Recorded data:
★ ★ ★ ★ ★ ★ ★

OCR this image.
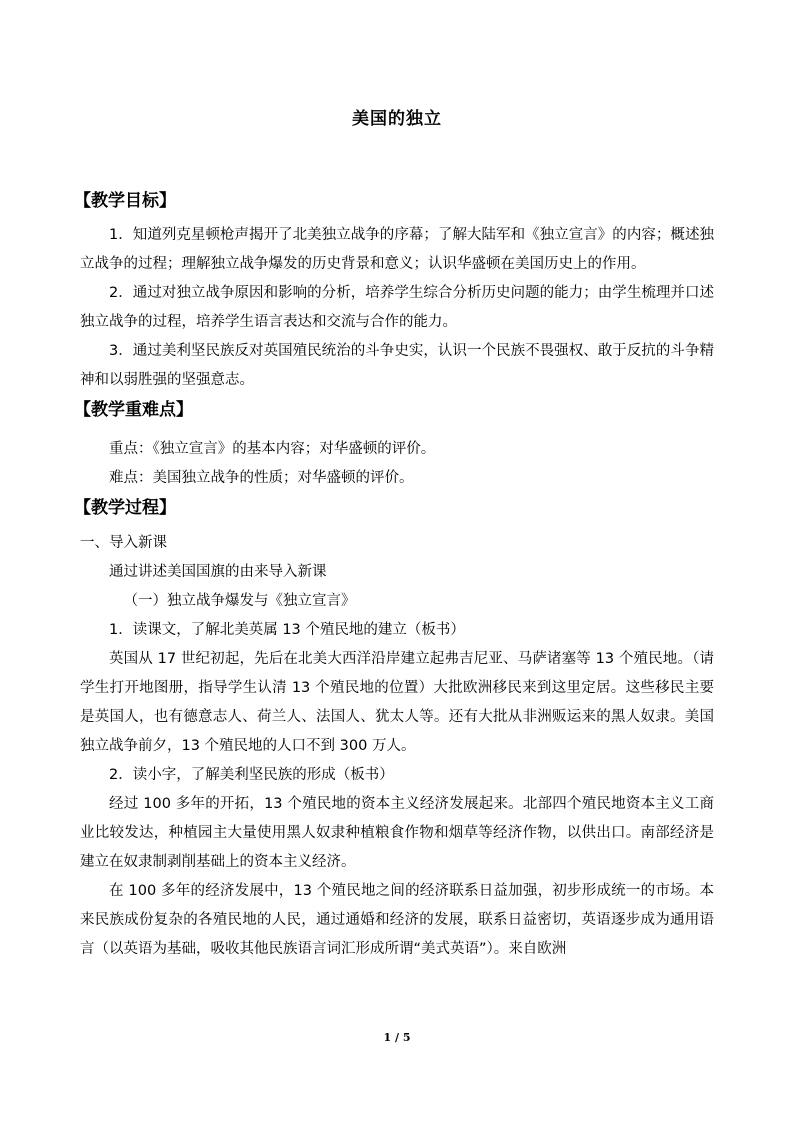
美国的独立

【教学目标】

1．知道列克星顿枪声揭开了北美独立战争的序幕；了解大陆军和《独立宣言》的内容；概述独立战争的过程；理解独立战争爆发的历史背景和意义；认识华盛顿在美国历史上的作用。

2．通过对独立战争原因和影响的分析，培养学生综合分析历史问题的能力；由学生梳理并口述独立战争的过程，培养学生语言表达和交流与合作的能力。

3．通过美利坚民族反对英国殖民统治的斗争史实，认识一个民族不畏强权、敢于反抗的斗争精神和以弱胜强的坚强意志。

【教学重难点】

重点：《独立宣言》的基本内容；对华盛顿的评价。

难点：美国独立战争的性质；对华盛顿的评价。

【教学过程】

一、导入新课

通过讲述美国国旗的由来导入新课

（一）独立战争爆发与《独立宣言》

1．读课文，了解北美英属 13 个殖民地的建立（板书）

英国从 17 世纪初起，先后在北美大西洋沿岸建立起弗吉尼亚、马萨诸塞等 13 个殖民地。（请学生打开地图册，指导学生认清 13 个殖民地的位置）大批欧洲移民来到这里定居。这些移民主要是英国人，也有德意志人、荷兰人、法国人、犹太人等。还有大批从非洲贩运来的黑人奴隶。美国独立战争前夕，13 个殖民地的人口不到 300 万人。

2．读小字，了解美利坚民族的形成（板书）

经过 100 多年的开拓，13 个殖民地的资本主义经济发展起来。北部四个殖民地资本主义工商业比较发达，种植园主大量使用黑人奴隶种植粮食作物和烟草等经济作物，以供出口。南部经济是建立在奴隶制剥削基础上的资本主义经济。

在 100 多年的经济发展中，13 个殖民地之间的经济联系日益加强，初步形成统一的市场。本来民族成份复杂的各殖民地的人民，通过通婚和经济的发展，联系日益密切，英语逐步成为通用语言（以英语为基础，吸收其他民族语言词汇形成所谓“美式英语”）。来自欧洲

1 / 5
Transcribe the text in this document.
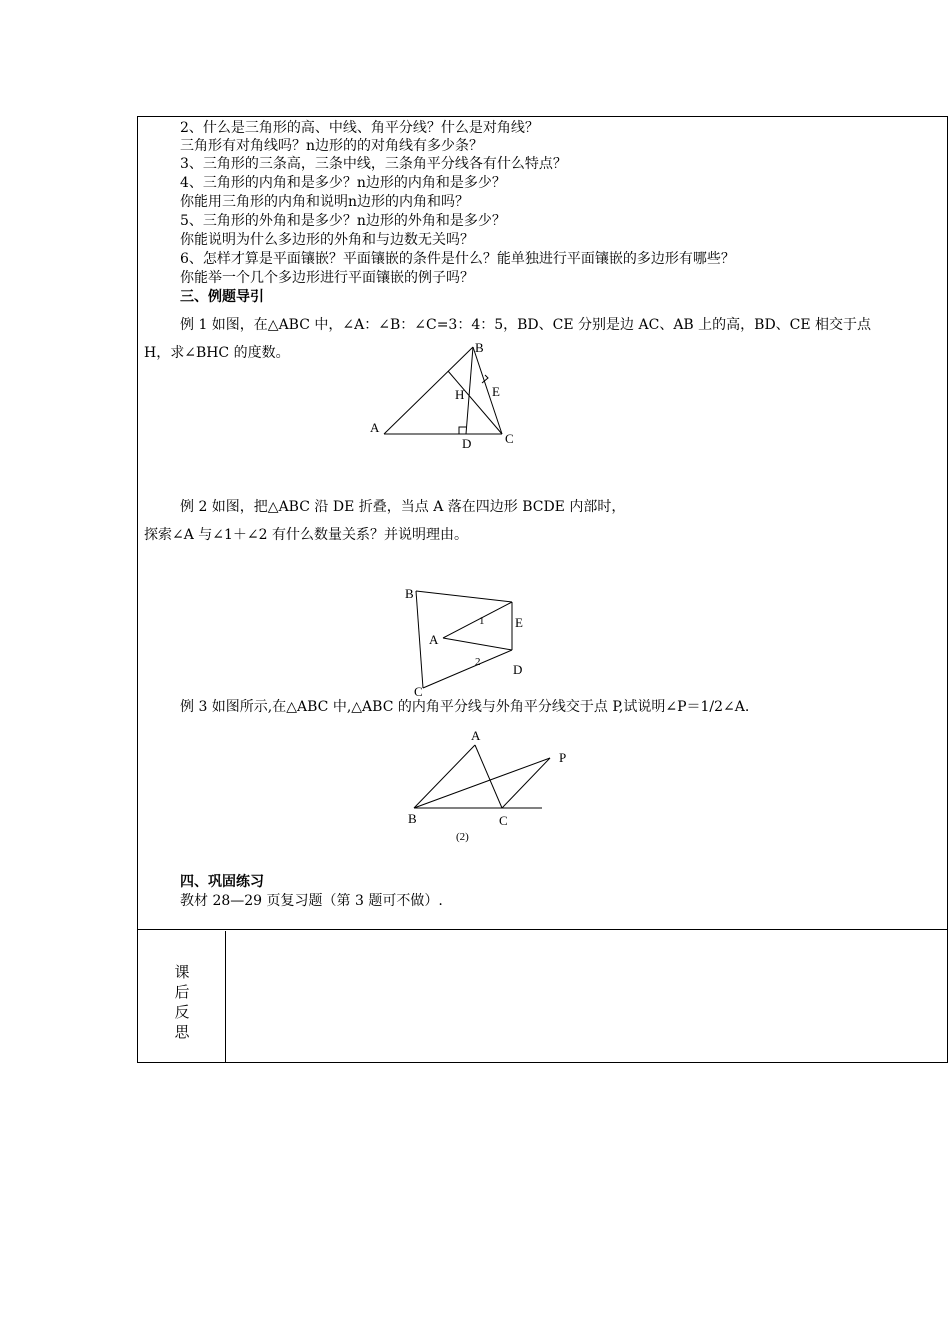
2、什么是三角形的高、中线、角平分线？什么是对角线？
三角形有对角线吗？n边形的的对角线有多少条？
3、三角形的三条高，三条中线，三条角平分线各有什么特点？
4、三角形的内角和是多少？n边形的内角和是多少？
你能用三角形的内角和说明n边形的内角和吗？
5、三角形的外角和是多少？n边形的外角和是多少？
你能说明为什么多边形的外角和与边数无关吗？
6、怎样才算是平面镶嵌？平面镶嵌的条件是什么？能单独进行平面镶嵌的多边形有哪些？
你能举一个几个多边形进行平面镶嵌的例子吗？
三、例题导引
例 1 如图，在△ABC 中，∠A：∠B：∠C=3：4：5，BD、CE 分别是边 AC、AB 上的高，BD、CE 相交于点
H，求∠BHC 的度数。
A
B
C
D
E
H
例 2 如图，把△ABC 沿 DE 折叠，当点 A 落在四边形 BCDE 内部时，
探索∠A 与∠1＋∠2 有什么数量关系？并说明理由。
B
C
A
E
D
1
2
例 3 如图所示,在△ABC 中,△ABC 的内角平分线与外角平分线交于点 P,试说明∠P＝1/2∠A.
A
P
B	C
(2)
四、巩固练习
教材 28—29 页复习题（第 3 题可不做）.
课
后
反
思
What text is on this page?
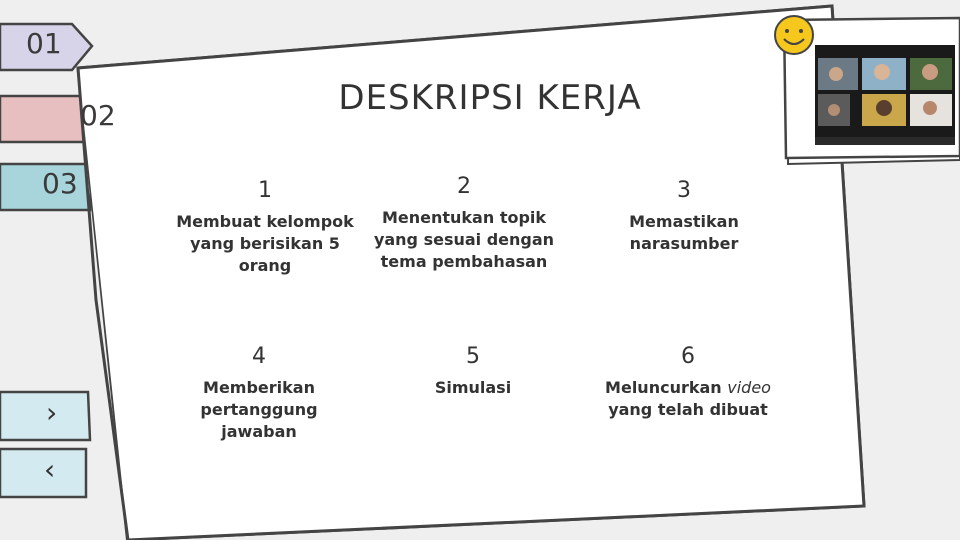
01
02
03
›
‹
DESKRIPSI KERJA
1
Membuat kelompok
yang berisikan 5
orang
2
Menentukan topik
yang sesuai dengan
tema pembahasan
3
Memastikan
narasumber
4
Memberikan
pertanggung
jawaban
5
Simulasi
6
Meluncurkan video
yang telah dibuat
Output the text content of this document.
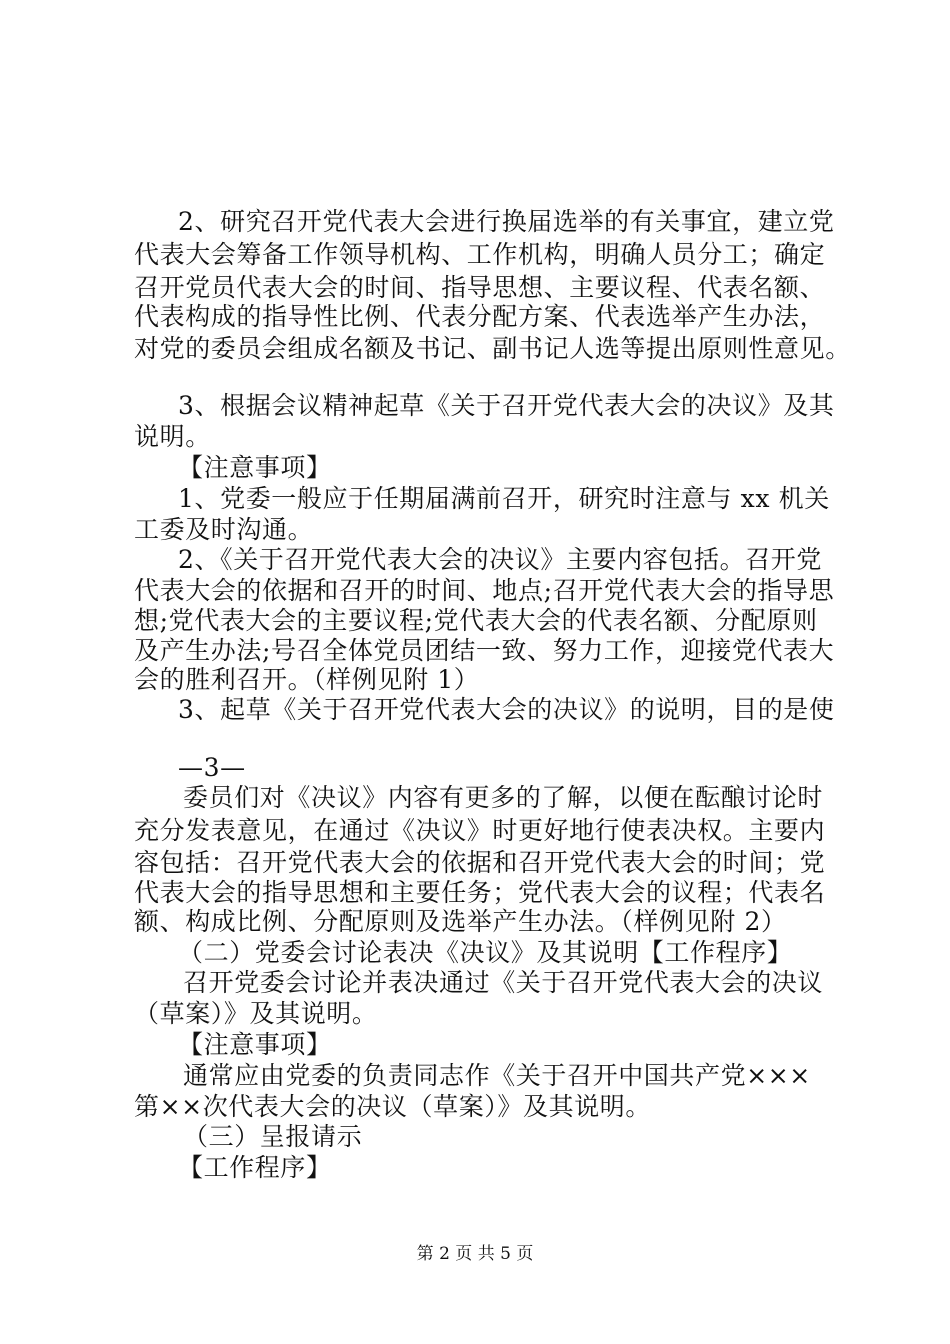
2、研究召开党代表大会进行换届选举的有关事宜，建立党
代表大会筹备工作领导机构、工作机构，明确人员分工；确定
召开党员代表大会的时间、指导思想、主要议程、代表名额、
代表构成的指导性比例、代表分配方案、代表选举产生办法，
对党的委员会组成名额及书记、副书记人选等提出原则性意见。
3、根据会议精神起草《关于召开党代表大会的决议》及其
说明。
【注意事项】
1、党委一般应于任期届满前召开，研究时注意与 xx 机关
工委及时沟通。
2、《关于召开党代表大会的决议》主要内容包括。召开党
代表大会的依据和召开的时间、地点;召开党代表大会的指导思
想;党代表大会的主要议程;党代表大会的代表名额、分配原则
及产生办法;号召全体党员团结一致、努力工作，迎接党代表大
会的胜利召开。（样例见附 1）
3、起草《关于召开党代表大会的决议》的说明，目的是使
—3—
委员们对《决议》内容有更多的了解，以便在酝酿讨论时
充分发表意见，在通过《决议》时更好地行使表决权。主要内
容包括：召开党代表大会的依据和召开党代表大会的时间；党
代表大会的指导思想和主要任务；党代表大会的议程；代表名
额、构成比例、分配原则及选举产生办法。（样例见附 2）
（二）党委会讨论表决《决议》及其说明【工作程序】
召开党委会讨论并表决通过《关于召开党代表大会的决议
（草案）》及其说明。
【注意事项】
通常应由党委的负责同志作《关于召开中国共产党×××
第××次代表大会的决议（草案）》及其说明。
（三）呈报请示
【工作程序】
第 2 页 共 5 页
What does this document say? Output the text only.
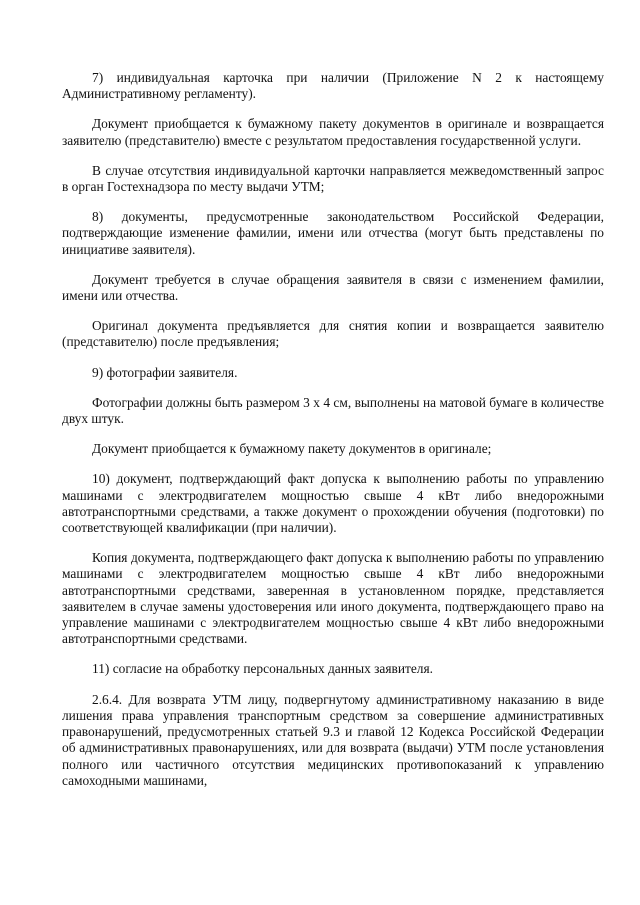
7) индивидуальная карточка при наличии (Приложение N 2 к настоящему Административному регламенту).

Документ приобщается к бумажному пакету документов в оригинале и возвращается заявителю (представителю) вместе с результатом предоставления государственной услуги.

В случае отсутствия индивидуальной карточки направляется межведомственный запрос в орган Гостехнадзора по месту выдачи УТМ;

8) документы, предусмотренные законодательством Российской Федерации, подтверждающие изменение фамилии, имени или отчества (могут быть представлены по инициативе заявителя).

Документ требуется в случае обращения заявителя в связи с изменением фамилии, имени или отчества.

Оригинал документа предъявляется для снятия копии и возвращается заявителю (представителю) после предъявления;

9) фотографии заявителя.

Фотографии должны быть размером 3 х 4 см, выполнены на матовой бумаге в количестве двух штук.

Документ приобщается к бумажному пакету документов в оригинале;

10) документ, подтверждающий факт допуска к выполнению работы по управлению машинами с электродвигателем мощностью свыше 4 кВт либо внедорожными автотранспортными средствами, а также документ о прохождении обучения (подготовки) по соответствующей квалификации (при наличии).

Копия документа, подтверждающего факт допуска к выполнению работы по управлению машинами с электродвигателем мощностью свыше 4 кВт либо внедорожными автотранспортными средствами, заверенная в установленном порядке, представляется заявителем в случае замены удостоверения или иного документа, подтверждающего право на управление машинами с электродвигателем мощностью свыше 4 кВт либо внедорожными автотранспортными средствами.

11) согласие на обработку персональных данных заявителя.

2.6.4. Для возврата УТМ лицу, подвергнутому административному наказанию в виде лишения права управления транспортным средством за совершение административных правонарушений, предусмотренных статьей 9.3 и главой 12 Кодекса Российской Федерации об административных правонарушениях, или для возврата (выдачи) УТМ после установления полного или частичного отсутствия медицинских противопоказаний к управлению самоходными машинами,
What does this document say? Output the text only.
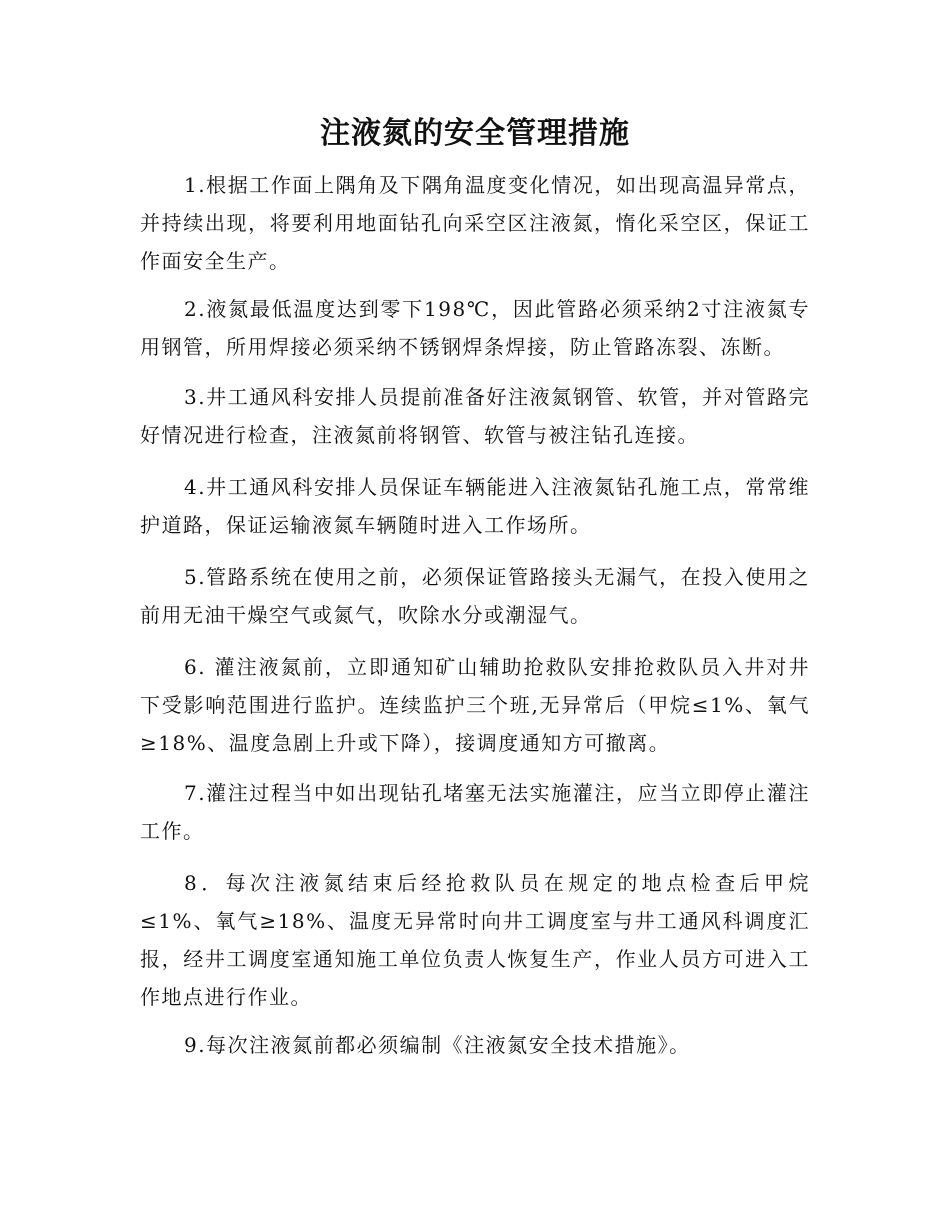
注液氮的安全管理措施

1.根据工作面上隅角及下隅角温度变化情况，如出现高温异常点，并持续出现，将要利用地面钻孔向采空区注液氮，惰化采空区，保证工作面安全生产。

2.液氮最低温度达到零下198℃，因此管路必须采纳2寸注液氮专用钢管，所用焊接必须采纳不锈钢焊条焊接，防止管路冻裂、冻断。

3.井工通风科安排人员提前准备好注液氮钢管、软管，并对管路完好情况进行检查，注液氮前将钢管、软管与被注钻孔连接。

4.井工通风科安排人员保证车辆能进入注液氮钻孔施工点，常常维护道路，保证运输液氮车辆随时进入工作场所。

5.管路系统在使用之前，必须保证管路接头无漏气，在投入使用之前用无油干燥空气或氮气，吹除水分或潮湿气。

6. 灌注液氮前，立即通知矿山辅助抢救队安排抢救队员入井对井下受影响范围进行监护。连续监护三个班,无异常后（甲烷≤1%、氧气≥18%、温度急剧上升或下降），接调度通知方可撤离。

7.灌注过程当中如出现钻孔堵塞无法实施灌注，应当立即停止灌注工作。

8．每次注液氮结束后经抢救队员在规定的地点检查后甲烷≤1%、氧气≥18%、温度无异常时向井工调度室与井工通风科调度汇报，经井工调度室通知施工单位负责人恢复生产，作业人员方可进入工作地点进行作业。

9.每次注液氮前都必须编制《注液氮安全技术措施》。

★ ★ ★ ★ ★ ★ ★

*INSTRUCTIONS FOR THE TASK*: Pick out all the lines with the word "独立宣言" in them and copy them.

*THE ANSWER*:
1．知道列克星顿枪声揭开了北美独立战争的序幕；了解大陆军和《独立宣言》的内容；概述独立战争的过程；理解独立战争爆发的历史背景和意义；认识华盛顿在美国历史上的作用。
重点：《独立宣言》的基本内容；对华盛顿的评价。
（一）独立战争爆发与《独立宣言》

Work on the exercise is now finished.